Listed records
** Begin **

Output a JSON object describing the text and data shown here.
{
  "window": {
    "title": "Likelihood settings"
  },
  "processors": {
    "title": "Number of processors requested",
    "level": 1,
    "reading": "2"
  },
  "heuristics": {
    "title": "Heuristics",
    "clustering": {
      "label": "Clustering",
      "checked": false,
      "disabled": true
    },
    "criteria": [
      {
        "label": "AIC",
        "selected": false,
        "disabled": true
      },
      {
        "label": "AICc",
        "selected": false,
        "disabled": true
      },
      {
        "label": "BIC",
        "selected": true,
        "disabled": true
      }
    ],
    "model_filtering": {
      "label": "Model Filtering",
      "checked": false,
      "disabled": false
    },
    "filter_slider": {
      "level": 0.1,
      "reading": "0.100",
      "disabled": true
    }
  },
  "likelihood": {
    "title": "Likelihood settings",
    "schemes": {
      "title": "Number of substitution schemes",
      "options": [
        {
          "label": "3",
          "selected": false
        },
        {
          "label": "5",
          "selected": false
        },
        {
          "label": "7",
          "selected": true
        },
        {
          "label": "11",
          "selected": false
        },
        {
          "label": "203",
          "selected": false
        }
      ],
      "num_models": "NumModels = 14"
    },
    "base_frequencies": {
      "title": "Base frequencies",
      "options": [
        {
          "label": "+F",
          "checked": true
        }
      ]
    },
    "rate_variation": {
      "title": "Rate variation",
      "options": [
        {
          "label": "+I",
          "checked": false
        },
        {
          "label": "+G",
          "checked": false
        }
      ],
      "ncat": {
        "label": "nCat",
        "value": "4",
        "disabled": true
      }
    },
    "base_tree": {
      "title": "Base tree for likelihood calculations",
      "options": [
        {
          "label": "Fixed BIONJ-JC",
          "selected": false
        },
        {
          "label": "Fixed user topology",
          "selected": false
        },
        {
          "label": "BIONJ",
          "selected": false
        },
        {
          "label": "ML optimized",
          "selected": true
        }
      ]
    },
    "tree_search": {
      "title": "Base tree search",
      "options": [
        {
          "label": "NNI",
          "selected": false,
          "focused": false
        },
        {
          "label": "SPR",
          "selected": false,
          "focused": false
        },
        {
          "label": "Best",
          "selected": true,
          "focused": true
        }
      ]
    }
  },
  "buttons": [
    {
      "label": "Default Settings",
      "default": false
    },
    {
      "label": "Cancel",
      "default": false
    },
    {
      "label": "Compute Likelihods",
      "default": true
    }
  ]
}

** End **

Aim
Make a verbatim copy of every entry shown above.

Full solution
Output a JSON object describing the text and data shown here.
{
  "window": {
    "title": "Likelihood settings"
  },
  "processors": {
    "title": "Number of processors requested",
    "level": 1,
    "reading": "2"
  },
  "heuristics": {
    "title": "Heuristics",
    "clustering": {
      "label": "Clustering",
      "checked": false,
      "disabled": true
    },
    "criteria": [
      {
        "label": "AIC",
        "selected": false,
        "disabled": true
      },
      {
        "label": "AICc",
        "selected": false,
        "disabled": true
      },
      {
        "label": "BIC",
        "selected": true,
        "disabled": true
      }
    ],
    "model_filtering": {
      "label": "Model Filtering",
      "checked": false,
      "disabled": false
    },
    "filter_slider": {
      "level": 0.1,
      "reading": "0.100",
      "disabled": true
    }
  },
  "likelihood": {
    "title": "Likelihood settings",
    "schemes": {
      "title": "Number of substitution schemes",
      "options": [
        {
          "label": "3",
          "selected": false
        },
        {
          "label": "5",
          "selected": false
        },
        {
          "label": "7",
          "selected": true
        },
        {
          "label": "11",
          "selected": false
        },
        {
          "label": "203",
          "selected": false
        }
      ],
      "num_models": "NumModels = 14"
    },
    "base_frequencies": {
      "title": "Base frequencies",
      "options": [
        {
          "label": "+F",
          "checked": true
        }
      ]
    },
    "rate_variation": {
      "title": "Rate variation",
      "options": [
        {
          "label": "+I",
          "checked": false
        },
        {
          "label": "+G",
          "checked": false
        }
      ],
      "ncat": {
        "label": "nCat",
        "value": "4",
        "disabled": true
      }
    },
    "base_tree": {
      "title": "Base tree for likelihood calculations",
      "options": [
        {
          "label": "Fixed BIONJ-JC",
          "selected": false
        },
        {
          "label": "Fixed user topology",
          "selected": false
        },
        {
          "label": "BIONJ",
          "selected": false
        },
        {
          "label": "ML optimized",
          "selected": true
        }
      ]
    },
    "tree_search": {
      "title": "Base tree search",
      "options": [
        {
          "label": "NNI",
          "selected": false,
          "focused": false
        },
        {
          "label": "SPR",
          "selected": false,
          "focused": false
        },
        {
          "label": "Best",
          "selected": true,
          "focused": true
        }
      ]
    }
  },
  "buttons": [
    {
      "label": "Default Settings",
      "default": false
    },
    {
      "label": "Cancel",
      "default": false
    },
    {
      "label": "Compute Likelihods",
      "default": true
    }
  ]
}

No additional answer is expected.